Azioni da svolgere.
1) Secondo il brano fornito, che cosa reclama rilievo giuridico?
2) Elenca gli argomenti indicati nel titolo del brano fornito.
3) Estrai dal brano fornito la parte che va dalle parole "La diffusione sempre" fino alle parole "offensivi o denigratori." comprese.

Brano fornito.
********
Il linguaggio, i post ed il reato di diffamazione

La diffusione sempre maggiore dei mezzi di comunicazione di massa e, soprattutto, delle nuove tecnologie impone, da un lato, una riflessione in merito all’applicabilità delle  regole giuridiche consolidate alla nuova realtà “digitale”, dall’altro, impone un’interpretazione estensiva delle stesse al fine di  adattare l’ordinamento giuridico all’odierna “società digitale”. La rete, come luogo virtuale entro il quale l’individuo svolge la sua personalità, reclama rilievo giuridico. Della rete sono evidenti  la rapidità della diffusione delle informazioni e  la connessa difficoltà di controllarne provenienza e attendibilità. Tali rilievi riverberano inevitabilmente sulla impressionante  facilità con la quale possono essere immessi e fatti circolare contenuti offensivi o denigratori.
********
Estratto dati.

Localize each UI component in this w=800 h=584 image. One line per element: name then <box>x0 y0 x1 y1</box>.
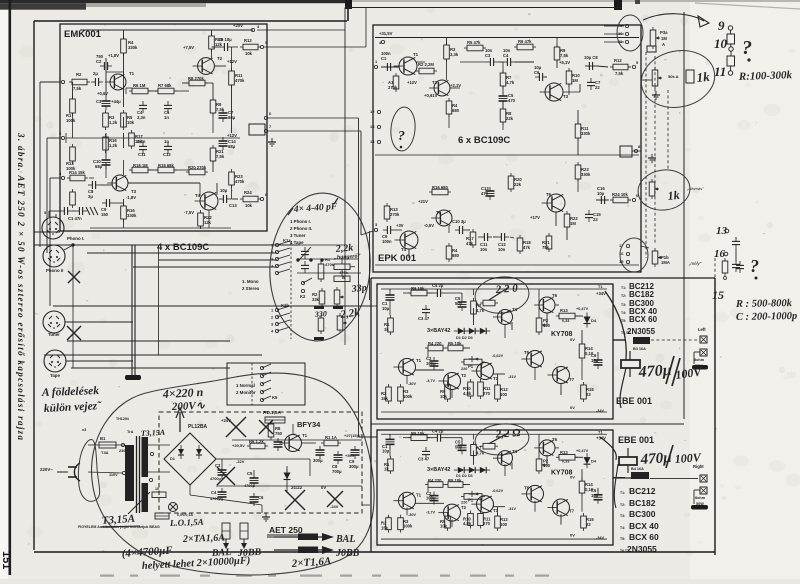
wire <box>575 315 583 317</box>
outer schematic frame left <box>33 21 35 550</box>
svg-text:R4 220: R4 220 <box>428 478 442 483</box>
capacitor crossed <box>274 441 283 443</box>
resistor R17 epk <box>470 232 476 245</box>
wire <box>597 352 599 356</box>
wire <box>174 169 189 171</box>
resistor R12 R <box>495 516 501 528</box>
capacitor C3 epk <box>489 58 491 66</box>
wire top bus <box>347 7 622 9</box>
wire <box>105 133 107 157</box>
wire <box>504 464 506 476</box>
wire <box>581 495 583 512</box>
svg-text:L.O.1,5A: L.O.1,5A <box>169 517 204 528</box>
svg-text:+31,5V: +31,5V <box>379 31 393 36</box>
svg-text:R8 270k: R8 270k <box>188 76 205 81</box>
svg-text:10μ C8: 10μ C8 <box>584 55 598 60</box>
svg-text:+12V: +12V <box>227 59 237 64</box>
wire <box>381 66 399 68</box>
wire <box>231 47 233 71</box>
wire <box>148 444 170 446</box>
splitter box <box>249 124 265 135</box>
wire <box>123 133 125 148</box>
transistor T4 <box>200 192 218 210</box>
svg-text:T4:: T4: <box>621 311 626 315</box>
svg-text:R2: R2 <box>76 72 82 77</box>
svg-text:22k: 22k <box>506 116 514 121</box>
terminal 4 epk <box>381 40 384 43</box>
wire <box>473 450 475 464</box>
switch blade <box>277 320 290 324</box>
svg-text:13: 13 <box>716 225 728 237</box>
hand X cross e <box>259 420 273 434</box>
svg-text:C12: C12 <box>163 152 171 157</box>
wire <box>189 485 191 495</box>
switch box monitor <box>227 363 305 405</box>
svg-text:15μ: 15μ <box>591 493 599 498</box>
wire vertical bus C <box>360 131 362 235</box>
wire <box>123 53 125 107</box>
terminal Right a <box>700 475 707 482</box>
wire <box>125 88 127 94</box>
transistor T2 epk <box>434 80 450 96</box>
wire <box>446 59 448 80</box>
wire <box>216 183 218 195</box>
svg-text:C4 2μ: C4 2μ <box>432 283 444 288</box>
switch blade <box>262 380 271 384</box>
wire <box>511 322 513 330</box>
hand X tuner <box>67 326 81 340</box>
resistor R23 <box>229 172 235 185</box>
svg-text:2 Stereo: 2 Stereo <box>242 286 260 291</box>
svg-text:P1: P1 <box>468 498 474 503</box>
wire <box>415 502 444 504</box>
wire bus 0 <box>34 231 60 233</box>
capacitor C1 R <box>386 438 395 440</box>
svg-text:„mély”: „mély” <box>688 261 702 266</box>
wire bus 4 <box>159 259 278 261</box>
capacitor 300u a <box>316 449 325 451</box>
diode D2 bridge <box>196 449 202 455</box>
transistor T2 R <box>444 504 461 521</box>
wire <box>448 114 450 128</box>
svg-text:BCX 60: BCX 60 <box>629 532 659 542</box>
switch K1a contact 3 <box>275 257 278 260</box>
switch blade <box>277 306 290 310</box>
resistor R13 L <box>559 313 575 319</box>
wire <box>123 219 125 228</box>
svg-text:7,5k: 7,5k <box>216 107 225 112</box>
hand wire curve upper <box>605 291 626 360</box>
svg-text:680: 680 <box>452 253 460 258</box>
capacitor C14 <box>219 140 228 142</box>
resistor R11 <box>229 71 235 85</box>
svg-text:R20 270k: R20 270k <box>188 165 207 170</box>
wire <box>448 226 450 233</box>
transistor T2 <box>198 58 215 75</box>
wire <box>502 62 504 73</box>
resistor R5 R <box>448 482 463 488</box>
wire <box>221 459 223 466</box>
resistor R9 <box>210 100 216 113</box>
svg-text:R24: R24 <box>244 190 252 195</box>
svg-text:2N3055: 2N3055 <box>627 327 656 336</box>
svg-text:D1 D2 D3: D1 D2 D3 <box>456 336 473 340</box>
capacitor C5 epk <box>499 95 508 97</box>
svg-text:P3a: P3a <box>660 30 668 35</box>
wire <box>265 416 285 418</box>
wire <box>515 61 534 63</box>
svg-text:10k: 10k <box>245 51 253 56</box>
wire <box>577 110 579 124</box>
svg-text:BCX 60: BCX 60 <box>629 315 658 324</box>
socket Tape <box>44 350 66 372</box>
svg-text:10n: 10n <box>498 247 506 252</box>
svg-text:+7,5V: +7,5V <box>183 45 194 50</box>
svg-text:-31V: -31V <box>508 507 516 511</box>
socket Phono I <box>42 217 64 239</box>
hand X cross b <box>217 467 235 485</box>
svg-text:100μ: 100μ <box>426 496 436 501</box>
svg-text:3,3k: 3,3k <box>450 52 459 57</box>
resistor R5 <box>121 113 127 127</box>
wire to pot <box>641 79 652 81</box>
socket Tuner <box>43 311 65 333</box>
svg-text:-30V: -30V <box>408 513 416 517</box>
svg-text:R13: R13 <box>560 308 568 313</box>
junction dot bus <box>71 243 74 246</box>
svg-text:100: 100 <box>500 392 508 397</box>
svg-text:R24 10k: R24 10k <box>612 192 629 197</box>
svg-text:T5:: T5: <box>621 319 626 323</box>
wire <box>211 49 213 58</box>
wire <box>39 82 41 247</box>
wire <box>389 304 391 315</box>
dashed output left <box>651 339 698 341</box>
pot slider box <box>686 70 694 83</box>
svg-text:T4: T4 <box>512 449 518 454</box>
svg-text:T3: T3 <box>131 189 137 194</box>
switch blade <box>277 269 290 273</box>
capacitor C1 epk <box>386 63 388 71</box>
capacitor C5 psu <box>250 477 259 479</box>
terminal 3 epk <box>374 228 377 231</box>
resistor R7 L <box>471 301 477 314</box>
hand X phono2 <box>68 271 80 283</box>
wire vertical bus A <box>344 8 346 246</box>
svg-text:R:100-300k: R:100-300k <box>738 69 793 83</box>
svg-text:T1: T1 <box>598 285 602 289</box>
svg-text:-34V: -34V <box>596 536 604 540</box>
svg-text:C4 2μ: C4 2μ <box>432 429 444 434</box>
switch blade <box>277 327 290 331</box>
socket Phono II <box>43 245 65 267</box>
capacitor C6 epk <box>538 73 540 81</box>
wire mid rail <box>66 137 240 139</box>
wire <box>205 82 213 84</box>
wire <box>560 383 562 395</box>
output arrow JOBB <box>274 549 326 551</box>
hand circle terminals 9-11 <box>617 15 643 51</box>
wire <box>105 58 107 97</box>
capacitor C10 epk <box>458 226 460 234</box>
hand arrow to margin <box>643 14 704 21</box>
svg-text:C5: C5 <box>247 471 253 476</box>
transistor T3 <box>112 175 128 191</box>
svg-text:1k: 1k <box>667 188 680 203</box>
resistor R4 <box>121 39 127 53</box>
potentiometer P4a <box>652 70 658 86</box>
wire <box>581 330 583 344</box>
switch blade <box>277 262 290 266</box>
wire <box>579 84 581 92</box>
svg-text:8ohm: 8ohm <box>695 496 706 500</box>
svg-text:0V: 0V <box>570 475 575 480</box>
transistor T1 <box>110 74 126 90</box>
svg-text:C10: C10 <box>93 159 101 164</box>
svg-text:R6 1M: R6 1M <box>133 83 146 88</box>
resistor R10 <box>209 36 215 49</box>
svg-text:-7,5V: -7,5V <box>184 210 194 215</box>
svg-text:T2: T2 <box>461 505 467 510</box>
resistor R13b epk <box>384 206 390 219</box>
wire <box>586 457 588 464</box>
wire <box>148 471 170 473</box>
svg-text:T3,15A: T3,15A <box>141 428 166 438</box>
wire <box>403 292 411 294</box>
capacitor C8 <box>91 181 93 189</box>
svg-text:Phono II: Phono II <box>46 268 63 273</box>
svg-text:75k: 75k <box>542 245 550 250</box>
svg-text:470: 470 <box>508 98 516 103</box>
wire +20V rail <box>80 29 253 31</box>
wire <box>406 375 408 384</box>
svg-text:-1,8V: -1,8V <box>126 195 136 200</box>
svg-text:7,5k: 7,5k <box>560 53 569 58</box>
capacitor C10 <box>102 159 111 161</box>
resistor R12 <box>243 44 258 50</box>
capacitor C2 R <box>430 495 439 497</box>
svg-text:1. Mono: 1. Mono <box>242 279 259 284</box>
wire <box>214 65 226 67</box>
wire <box>297 258 359 260</box>
svg-text:0V: 0V <box>570 405 575 410</box>
wire <box>232 46 238 48</box>
wire <box>216 458 232 460</box>
terminal 7 <box>264 129 267 132</box>
capacitor C5 R <box>458 444 467 446</box>
wire <box>66 360 133 362</box>
wire <box>555 212 557 226</box>
outer EBE frame top <box>371 277 715 279</box>
ground EMK output <box>271 138 273 142</box>
capacitor C7 epk <box>587 81 595 83</box>
svg-text:T6: T6 <box>552 437 558 442</box>
capacitor C9 300u <box>351 449 360 451</box>
terminal 11 <box>625 40 628 43</box>
svg-text:B3 16A: B3 16A <box>633 347 646 351</box>
hand dot <box>400 146 403 149</box>
switch K5 contact 2 <box>260 374 263 377</box>
svg-text:4 x BC109C: 4 x BC109C <box>157 242 209 253</box>
wire <box>114 202 124 204</box>
capacitor C4 L <box>436 289 438 297</box>
wire <box>577 138 579 155</box>
wire to lower EBE <box>358 430 360 437</box>
wire <box>301 442 316 444</box>
svg-text:470k: 470k <box>325 262 335 267</box>
transistor T1 epk <box>399 57 417 75</box>
wire +31,5V rail <box>375 37 639 39</box>
svg-text:BC182: BC182 <box>629 290 654 299</box>
resistor R21 epk <box>546 236 552 249</box>
fuse jobb <box>298 547 318 554</box>
switch blade <box>277 248 290 252</box>
svg-text:x3: x3 <box>82 428 86 432</box>
transistor T6 R <box>539 440 555 456</box>
terminal 15b <box>626 260 629 263</box>
svg-text:T5: T5 <box>524 486 530 491</box>
svg-text:4,7k: 4,7k <box>476 308 485 313</box>
wire <box>563 91 580 93</box>
diode D1 R <box>458 467 464 473</box>
wire <box>556 60 558 68</box>
svg-text:270: 270 <box>483 521 491 526</box>
wire bus 1 <box>34 244 300 246</box>
terminal Right b <box>700 487 707 494</box>
resistor R13 R <box>559 454 575 460</box>
svg-text:T3:: T3: <box>620 514 625 518</box>
diode D2 zener <box>284 473 291 480</box>
wire emk out7 <box>267 130 361 132</box>
capacitor C2 <box>103 62 105 70</box>
svg-text:C4: C4 <box>211 490 217 495</box>
svg-text:T1: T1 <box>416 358 422 363</box>
wire <box>231 85 233 133</box>
hand circle bass terminals <box>620 238 648 272</box>
wire <box>212 46 222 48</box>
svg-text:R : 500-800k: R : 500-800k <box>735 298 793 310</box>
wire <box>534 367 536 380</box>
resistor R8 pre R <box>483 443 495 449</box>
svg-text:1,2k: 1,2k <box>109 120 118 125</box>
svg-text:BFY34: BFY34 <box>297 420 321 429</box>
module EPK001 outline <box>373 25 641 272</box>
resistor R1 L <box>388 318 394 332</box>
resistor R16 <box>103 137 109 150</box>
svg-text:T2:: T2: <box>620 503 625 507</box>
switch K1a contact 1 <box>275 243 278 246</box>
wire <box>497 507 499 516</box>
terminal 16 <box>626 252 629 255</box>
svg-text:15μ: 15μ <box>591 358 599 363</box>
svg-text:15k: 15k <box>381 525 389 530</box>
wire <box>72 82 74 99</box>
svg-text:330k: 330k <box>581 131 591 136</box>
resistor R8 <box>189 80 205 86</box>
svg-text:0V: 0V <box>570 337 575 342</box>
resistor R2 vol <box>319 291 325 304</box>
transistor T3 epk <box>545 83 563 101</box>
svg-text:200V∿: 200V∿ <box>171 400 206 413</box>
svg-text:+0,6V: +0,6V <box>97 91 108 96</box>
svg-text:C4: C4 <box>503 53 509 58</box>
wire <box>568 84 570 95</box>
wire top rail L <box>381 288 607 290</box>
wire EBE divider <box>371 423 684 425</box>
resistor R4 L <box>428 345 443 351</box>
svg-text:470k: 470k <box>235 78 245 83</box>
svg-text:4700μ: 4700μ <box>210 477 221 481</box>
wire <box>586 316 588 324</box>
capacitor C8 epk <box>588 62 590 70</box>
hatch marks <box>86 207 90 215</box>
diode D2 L <box>469 328 475 334</box>
resistor R2 R <box>386 518 392 530</box>
svg-text:22: 22 <box>586 392 591 397</box>
wire <box>182 82 189 84</box>
wire bus 3 <box>87 252 277 254</box>
wire <box>467 229 470 231</box>
svg-text:9: 9 <box>718 18 725 33</box>
diode D3 L <box>480 328 486 334</box>
switch blade <box>262 396 271 400</box>
wire <box>212 113 214 133</box>
resistor R5 L <box>448 345 463 351</box>
svg-text:TrA: TrA <box>127 430 134 434</box>
wire vertical bus D <box>369 231 371 300</box>
wire bus 8 <box>44 354 262 356</box>
transistor T7 R <box>553 499 570 516</box>
potentiometer P3a <box>650 30 656 46</box>
capacitor C1 input <box>63 207 65 215</box>
svg-text:EMK001: EMK001 <box>64 29 102 40</box>
svg-text:T5:: T5: <box>620 537 625 541</box>
svg-text:12: 12 <box>370 109 375 114</box>
capacitor C3 psu <box>218 469 227 471</box>
svg-text:68μ: 68μ <box>228 144 236 149</box>
resistor R1b vol <box>318 318 324 331</box>
wire <box>473 434 475 439</box>
svg-text:+12V: +12V <box>227 133 237 138</box>
svg-text:C6 10μ: C6 10μ <box>218 37 232 42</box>
wire <box>510 237 514 238</box>
capacitor C12 epk <box>500 233 502 241</box>
svg-text:1MA: 1MA <box>661 260 670 265</box>
wire <box>473 308 475 325</box>
wire <box>389 447 391 456</box>
svg-text:100k: 100k <box>403 394 413 399</box>
svg-text:47k: 47k <box>466 241 474 246</box>
wire <box>461 293 463 298</box>
resistor R11 epk <box>575 124 581 138</box>
terminal 1 epk <box>374 65 377 68</box>
capacitor C4 <box>139 104 147 106</box>
wire <box>89 177 94 179</box>
resistor R5 epk <box>467 45 483 51</box>
resistor R3 epk <box>444 45 450 59</box>
wire mid separator <box>375 154 639 156</box>
svg-text:-3,7V: -3,7V <box>426 379 436 383</box>
scan blob top center <box>345 0 352 9</box>
transistor T1 L <box>399 359 416 376</box>
switch K1b contact 2 <box>275 315 278 318</box>
hand arrow up <box>179 412 181 432</box>
wire <box>208 210 210 228</box>
terminal 14 <box>377 140 380 143</box>
diode D4 L <box>584 317 591 324</box>
svg-text:T2:: T2: <box>621 294 626 298</box>
resistor R18 <box>132 167 148 173</box>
********
Risposte attese.
1) La rete, come luogo virtuale entro il quale l'individuo svolge la sua personalità.

2) il linguaggio; i post; il reato di diffamazione

3)
La diffusione sempre maggiore dei mezzi di comunicazione di massa e, soprattutto, delle nuove tecnologie impone, da un lato, una riflessione in merito all’applicabilità delle  regole giuridiche consolidate alla nuova realtà “digitale”, dall’altro, impone un’interpretazione estensiva delle stesse al fine di  adattare l’ordinamento giuridico all’odierna “società digitale”. La rete, come luogo virtuale entro il quale l’individuo svolge la sua personalità, reclama rilievo giuridico. Della rete sono evidenti  la rapidità della diffusione delle informazioni e  la connessa difficoltà di controllarne provenienza e attendibilità. Tali rilievi riverberano inevitabilmente sulla impressionante  facilità con la quale possono essere immessi e fatti circolare contenuti offensivi o denigratori.